YOUR TASK = Nothing in the records may be left out or altered; reproduce them all exactly.

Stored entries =
_ _ _ _

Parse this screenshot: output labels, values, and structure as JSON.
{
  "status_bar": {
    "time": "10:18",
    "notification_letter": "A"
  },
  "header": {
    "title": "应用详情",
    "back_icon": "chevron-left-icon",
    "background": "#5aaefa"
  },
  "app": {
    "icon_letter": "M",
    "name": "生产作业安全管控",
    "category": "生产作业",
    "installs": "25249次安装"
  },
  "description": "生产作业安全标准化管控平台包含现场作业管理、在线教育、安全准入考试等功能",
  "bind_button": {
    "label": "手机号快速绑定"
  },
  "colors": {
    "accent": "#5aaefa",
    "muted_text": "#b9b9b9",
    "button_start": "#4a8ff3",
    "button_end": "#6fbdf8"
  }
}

_ _ _ _

FULL SOLUTION =
Parse this screenshot: output labels, values, and structure as JSON.
{
  "status_bar": {
    "time": "10:18",
    "notification_letter": "A"
  },
  "header": {
    "title": "应用详情",
    "back_icon": "chevron-left-icon",
    "background": "#5aaefa"
  },
  "app": {
    "icon_letter": "M",
    "name": "生产作业安全管控",
    "category": "生产作业",
    "installs": "25249次安装"
  },
  "description": "生产作业安全标准化管控平台包含现场作业管理、在线教育、安全准入考试等功能",
  "bind_button": {
    "label": "手机号快速绑定"
  },
  "colors": {
    "accent": "#5aaefa",
    "muted_text": "#b9b9b9",
    "button_start": "#4a8ff3",
    "button_end": "#6fbdf8"
  }
}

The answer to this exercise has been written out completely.